--- begin Given data ---

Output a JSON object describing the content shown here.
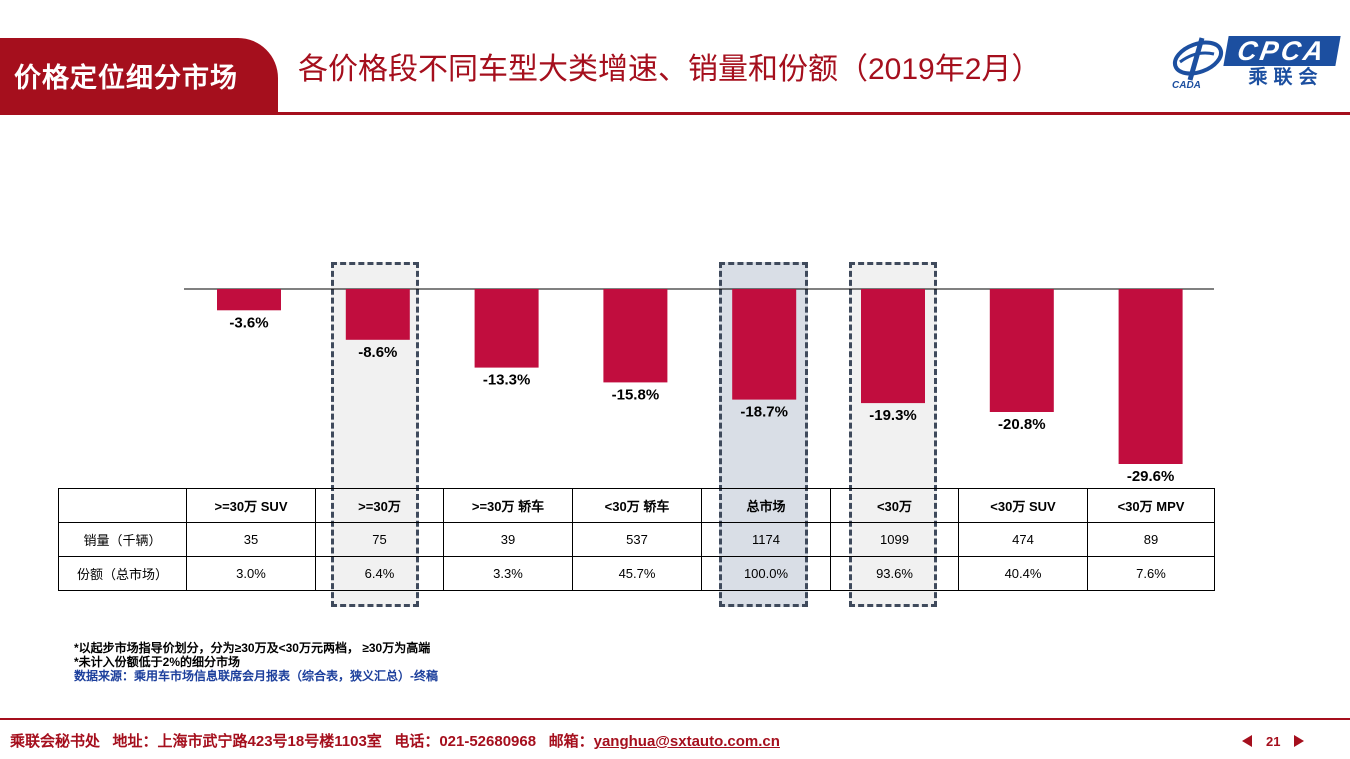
{
  "header": {
    "section_tab": "价格定位细分市场",
    "title": "各价格段不同车型大类增速、销量和份额（2019年2月）",
    "logo_text": "CPCA",
    "logo_cn": "乘联会",
    "logo_mark_text": "CADA"
  },
  "colors": {
    "accent": "#a50f1d",
    "bar": "#c10d3e",
    "brand_blue": "#1c4fa0"
  },
  "chart_data": {
    "type": "bar",
    "categories": [
      ">=30万 SUV",
      ">=30万",
      ">=30万 轿车",
      "<30万 轿车",
      "总市场",
      "<30万",
      "<30万 SUV",
      "<30万 MPV"
    ],
    "values": [
      -3.6,
      -8.6,
      -13.3,
      -15.8,
      -18.7,
      -19.3,
      -20.8,
      -29.6
    ],
    "data_labels": [
      "-3.6%",
      "-8.6%",
      "-13.3%",
      "-15.8%",
      "-18.7%",
      "-19.3%",
      "-20.8%",
      "-29.6%"
    ],
    "unit": "%",
    "ylim": [
      -30,
      0
    ],
    "highlighted_categories": [
      ">=30万",
      "总市场",
      "<30万"
    ]
  },
  "table": {
    "header": [
      "",
      ">=30万 SUV",
      ">=30万",
      ">=30万 轿车",
      "<30万 轿车",
      "总市场",
      "<30万",
      "<30万 SUV",
      "<30万 MPV"
    ],
    "rows": [
      [
        "销量（千辆）",
        "35",
        "75",
        "39",
        "537",
        "1174",
        "1099",
        "474",
        "89"
      ],
      [
        "份额（总市场）",
        "3.0%",
        "6.4%",
        "3.3%",
        "45.7%",
        "100.0%",
        "93.6%",
        "40.4%",
        "7.6%"
      ]
    ]
  },
  "notes": {
    "line1": "*以起步市场指导价划分，分为≥30万及<30万元两档， ≥30万为高端",
    "line2": "*未计入份额低于2%的细分市场",
    "source": "数据来源：乘用车市场信息联席会月报表（综合表，狭义汇总）-终稿"
  },
  "footer": {
    "org": "乘联会秘书处",
    "address": "地址：上海市武宁路423号18号楼1103室",
    "phone": "电话：021-52680968",
    "email_label": "邮箱：",
    "email": "yanghua@sxtauto.com.cn",
    "page_number": "21"
  }
}
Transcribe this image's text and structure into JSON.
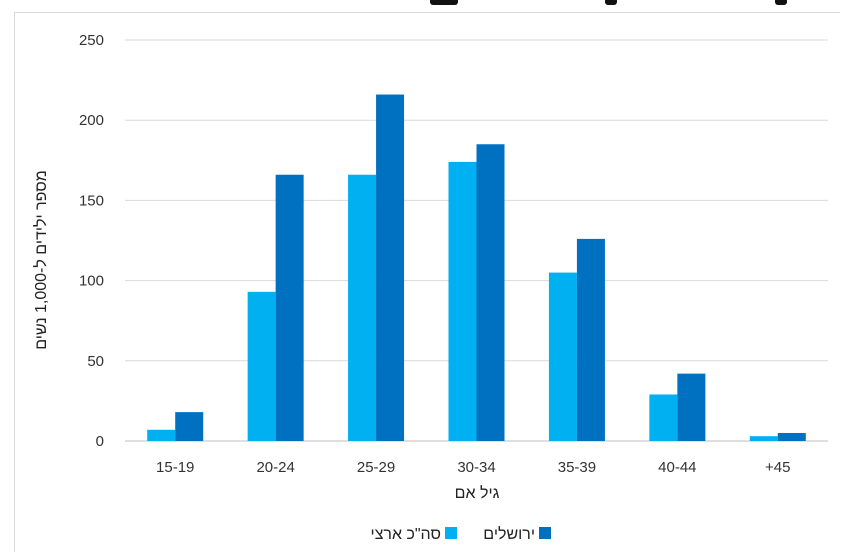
{
  "chart_data": {
    "type": "bar",
    "title": "",
    "xlabel": "גיל אם",
    "ylabel": "מספר ילידים ל-1,000 נשים",
    "ylim": [
      0,
      250
    ],
    "yticks": [
      0,
      50,
      100,
      150,
      200,
      250
    ],
    "categories": [
      "15-19",
      "20-24",
      "25-29",
      "30-34",
      "35-39",
      "40-44",
      "+45"
    ],
    "series": [
      {
        "name": "סה\"כ ארצי",
        "color": "#00b0f0",
        "values": [
          7,
          93,
          166,
          174,
          105,
          29,
          3
        ]
      },
      {
        "name": "ירושלים",
        "color": "#0070c0",
        "values": [
          18,
          166,
          216,
          185,
          126,
          42,
          5
        ]
      }
    ],
    "grid": true,
    "legend": "bottom"
  }
}
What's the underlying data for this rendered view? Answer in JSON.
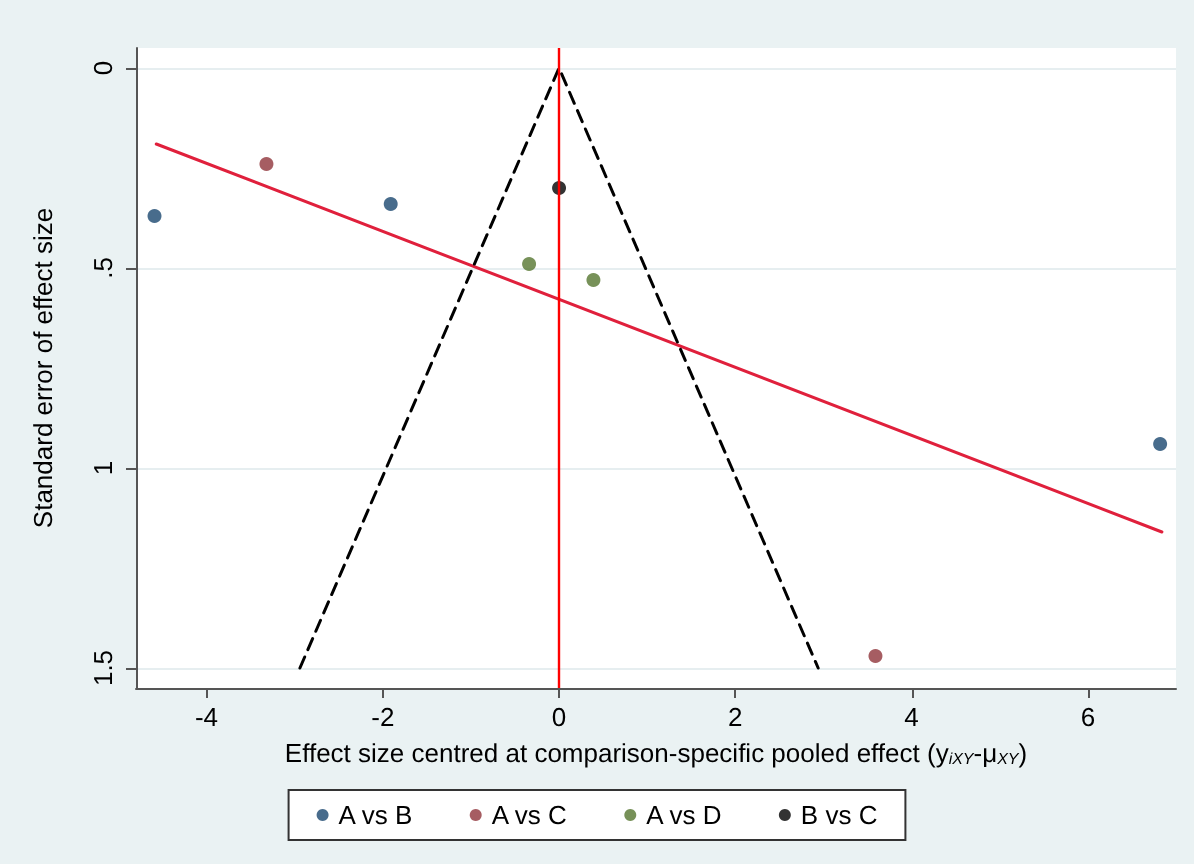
{
  "chart_data": {
    "type": "scatter",
    "xlabel": "Effect size centred at comparison-specific pooled effect (y$_{iXY}$-μ$_{XY}$)",
    "ylabel": "Standard error of effect size",
    "xlim": [
      -4.8,
      7.0
    ],
    "xticks": [
      -4,
      -2,
      0,
      2,
      4,
      6
    ],
    "ylim": [
      1.55,
      -0.05
    ],
    "yticks": [
      {
        "value": 0,
        "label": "0"
      },
      {
        "value": 0.5,
        "label": ".5"
      },
      {
        "value": 1,
        "label": "1"
      },
      {
        "value": 1.5,
        "label": "1.5"
      }
    ],
    "grid": "y",
    "legend": "bottom",
    "marker": "circle",
    "ref_lines": [
      {
        "axis": "x",
        "value": 0,
        "color": "#ff0000"
      }
    ],
    "series": [
      {
        "name": "A vs B",
        "color": "#1a476f",
        "x": [
          -4.59,
          -1.91,
          6.82
        ],
        "values": [
          0.37,
          0.34,
          0.94
        ]
      },
      {
        "name": "A vs C",
        "color": "#90353b",
        "x": [
          -3.32,
          3.59
        ],
        "values": [
          0.24,
          1.47
        ]
      },
      {
        "name": "A vs D",
        "color": "#55752f",
        "x": [
          -0.34,
          0.39
        ],
        "values": [
          0.49,
          0.53
        ]
      },
      {
        "name": "B vs C",
        "color": "#000000",
        "x": [
          0
        ],
        "values": [
          0.3
        ]
      },
      {
        "type": "line",
        "color": "#e0203c",
        "x": [
          -4.57,
          6.84
        ],
        "values": [
          0.19,
          1.16
        ],
        "marker": "none",
        "line_style": "solid"
      },
      {
        "type": "line",
        "color": "#000000",
        "x": [
          -2.94,
          0,
          2.94
        ],
        "values": [
          1.5,
          0,
          1.5
        ],
        "marker": "none",
        "line_style": "dashed"
      }
    ]
  }
}
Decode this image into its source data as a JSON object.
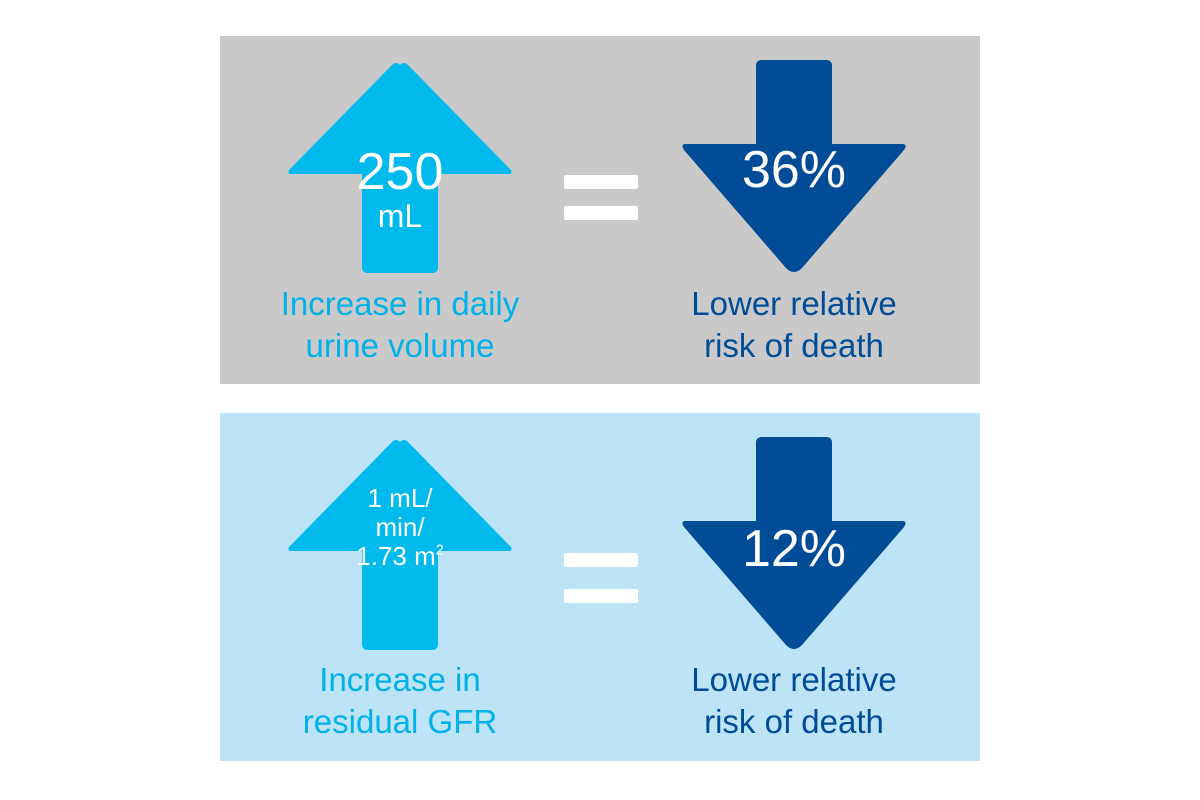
{
  "colors": {
    "panel_top_bg": "#c9c9c9",
    "panel_bottom_bg": "#bde3f6",
    "up_arrow": "#00b9ed",
    "down_arrow": "#004c97",
    "equals": "#ffffff",
    "caption_light": "#00b2e9",
    "caption_dark": "#004c97"
  },
  "icons": {
    "up": "up-arrow-icon",
    "down": "down-arrow-icon",
    "equals": "equals-sign-icon"
  },
  "panels": [
    {
      "up_arrow": {
        "value": "250",
        "unit": "mL"
      },
      "down_arrow": {
        "value": "36%"
      },
      "left_caption": {
        "line1": "Increase in daily",
        "line2": "urine volume"
      },
      "right_caption": {
        "line1": "Lower relative",
        "line2": "risk of death"
      }
    },
    {
      "up_arrow": {
        "line1": "1 mL/",
        "line2": "min/",
        "line3_base": "1.73 m",
        "line3_sup": "2"
      },
      "down_arrow": {
        "value": "12%"
      },
      "left_caption": {
        "line1": "Increase in",
        "line2": "residual GFR"
      },
      "right_caption": {
        "line1": "Lower relative",
        "line2": "risk of death"
      }
    }
  ]
}
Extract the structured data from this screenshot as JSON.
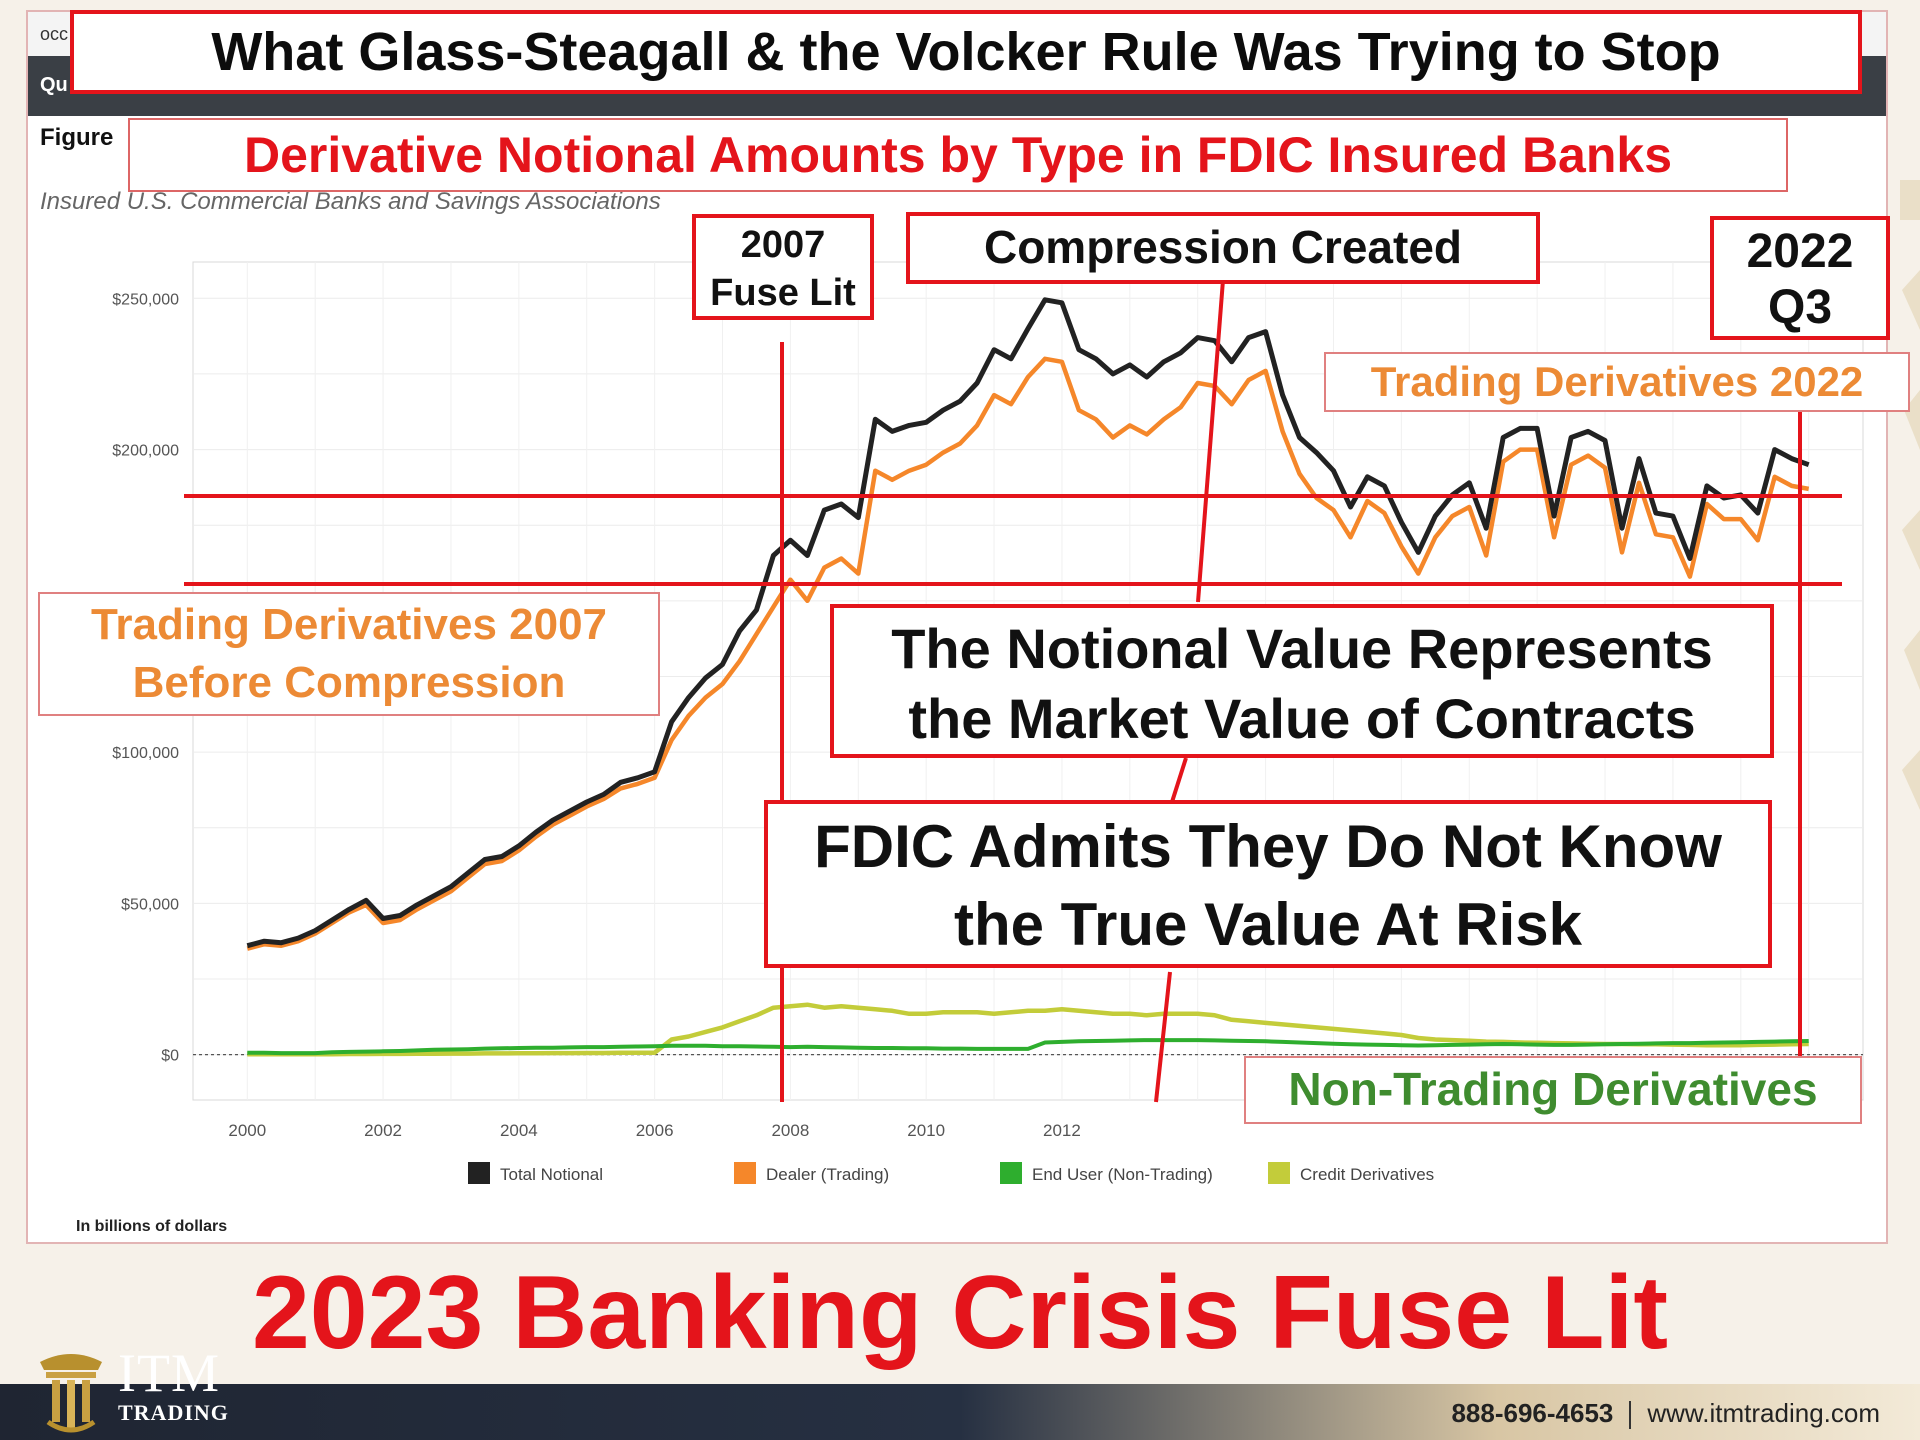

--- end Given data ---

- **The problem**
Skip the images and write out the rest of the listing exactly.

- **Correct result**
Output a JSON object describing the content shown here.
{
  "header": {
    "section_tab": "价格定位细分市场",
    "title": "各价格段不同车型大类增速、销量和份额（2019年2月）",
    "logo_text": "CPCA",
    "logo_cn": "乘联会",
    "logo_mark_text": "CADA"
  },
  "colors": {
    "accent": "#a50f1d",
    "bar": "#c10d3e",
    "brand_blue": "#1c4fa0"
  },
  "chart_data": {
    "type": "bar",
    "categories": [
      ">=30万 SUV",
      ">=30万",
      ">=30万 轿车",
      "<30万 轿车",
      "总市场",
      "<30万",
      "<30万 SUV",
      "<30万 MPV"
    ],
    "values": [
      -3.6,
      -8.6,
      -13.3,
      -15.8,
      -18.7,
      -19.3,
      -20.8,
      -29.6
    ],
    "data_labels": [
      "-3.6%",
      "-8.6%",
      "-13.3%",
      "-15.8%",
      "-18.7%",
      "-19.3%",
      "-20.8%",
      "-29.6%"
    ],
    "unit": "%",
    "ylim": [
      -30,
      0
    ],
    "highlighted_categories": [
      ">=30万",
      "总市场",
      "<30万"
    ]
  },
  "table": {
    "header": [
      "",
      ">=30万 SUV",
      ">=30万",
      ">=30万 轿车",
      "<30万 轿车",
      "总市场",
      "<30万",
      "<30万 SUV",
      "<30万 MPV"
    ],
    "rows": [
      [
        "销量（千辆）",
        "35",
        "75",
        "39",
        "537",
        "1174",
        "1099",
        "474",
        "89"
      ],
      [
        "份额（总市场）",
        "3.0%",
        "6.4%",
        "3.3%",
        "45.7%",
        "100.0%",
        "93.6%",
        "40.4%",
        "7.6%"
      ]
    ]
  },
  "notes": {
    "line1": "*以起步市场指导价划分，分为≥30万及<30万元两档， ≥30万为高端",
    "line2": "*未计入份额低于2%的细分市场",
    "source": "数据来源：乘用车市场信息联席会月报表（综合表，狭义汇总）-终稿"
  },
  "footer": {
    "org": "乘联会秘书处",
    "address": "地址：上海市武宁路423号18号楼1103室",
    "phone": "电话：021-52680968",
    "email_label": "邮箱：",
    "email": "yanghua@sxtauto.com.cn",
    "page_number": "21"
  }
}
Transcribe this image's text and structure into JSON.
{
  "chart_data": {
    "type": "bar",
    "title": "",
    "xlabel": "גיל אם",
    "ylabel": "מספר ילידים ל-1,000 נשים",
    "ylim": [
      0,
      250
    ],
    "yticks": [
      0,
      50,
      100,
      150,
      200,
      250
    ],
    "categories": [
      "15-19",
      "20-24",
      "25-29",
      "30-34",
      "35-39",
      "40-44",
      "+45"
    ],
    "series": [
      {
        "name": "סה\"כ ארצי",
        "color": "#00b0f0",
        "values": [
          7,
          93,
          166,
          174,
          105,
          29,
          3
        ]
      },
      {
        "name": "ירושלים",
        "color": "#0070c0",
        "values": [
          18,
          166,
          216,
          185,
          126,
          42,
          5
        ]
      }
    ],
    "grid": true,
    "legend": "bottom"
  }
}
What's the underlying data for this rendered view? Answer in JSON.
{
  "chart_data": {
    "type": "scatter",
    "xlabel": "Effect size centred at comparison-specific pooled effect (y$_{iXY}$-μ$_{XY}$)",
    "ylabel": "Standard error of effect size",
    "xlim": [
      -4.8,
      7.0
    ],
    "xticks": [
      -4,
      -2,
      0,
      2,
      4,
      6
    ],
    "ylim": [
      1.55,
      -0.05
    ],
    "yticks": [
      {
        "value": 0,
        "label": "0"
      },
      {
        "value": 0.5,
        "label": ".5"
      },
      {
        "value": 1,
        "label": "1"
      },
      {
        "value": 1.5,
        "label": "1.5"
      }
    ],
    "grid": "y",
    "legend": "bottom",
    "marker": "circle",
    "ref_lines": [
      {
        "axis": "x",
        "value": 0,
        "color": "#ff0000"
      }
    ],
    "series": [
      {
        "name": "A vs B",
        "color": "#1a476f",
        "x": [
          -4.59,
          -1.91,
          6.82
        ],
        "values": [
          0.37,
          0.34,
          0.94
        ]
      },
      {
        "name": "A vs C",
        "color": "#90353b",
        "x": [
          -3.32,
          3.59
        ],
        "values": [
          0.24,
          1.47
        ]
      },
      {
        "name": "A vs D",
        "color": "#55752f",
        "x": [
          -0.34,
          0.39
        ],
        "values": [
          0.49,
          0.53
        ]
      },
      {
        "name": "B vs C",
        "color": "#000000",
        "x": [
          0
        ],
        "values": [
          0.3
        ]
      },
      {
        "type": "line",
        "color": "#e0203c",
        "x": [
          -4.57,
          6.84
        ],
        "values": [
          0.19,
          1.16
        ],
        "marker": "none",
        "line_style": "solid"
      },
      {
        "type": "line",
        "color": "#000000",
        "x": [
          -2.94,
          0,
          2.94
        ],
        "values": [
          1.5,
          0,
          1.5
        ],
        "marker": "none",
        "line_style": "dashed"
      }
    ]
  }
}
Decode this image into its source data as a JSON object.
{
  "colors": {
    "panel_top_bg": "#c9c9c9",
    "panel_bottom_bg": "#bde3f6",
    "up_arrow": "#00b9ed",
    "down_arrow": "#004c97",
    "equals": "#ffffff",
    "caption_light": "#00b2e9",
    "caption_dark": "#004c97"
  },
  "icons": {
    "up": "up-arrow-icon",
    "down": "down-arrow-icon",
    "equals": "equals-sign-icon"
  },
  "panels": [
    {
      "up_arrow": {
        "value": "250",
        "unit": "mL"
      },
      "down_arrow": {
        "value": "36%"
      },
      "left_caption": {
        "line1": "Increase in daily",
        "line2": "urine volume"
      },
      "right_caption": {
        "line1": "Lower relative",
        "line2": "risk of death"
      }
    },
    {
      "up_arrow": {
        "line1": "1 mL/",
        "line2": "min/",
        "line3_base": "1.73 m",
        "line3_sup": "2"
      },
      "down_arrow": {
        "value": "12%"
      },
      "left_caption": {
        "line1": "Increase in",
        "line2": "residual GFR"
      },
      "right_caption": {
        "line1": "Lower relative",
        "line2": "risk of death"
      }
    }
  ]
}
Extract the structured data from this screenshot as JSON.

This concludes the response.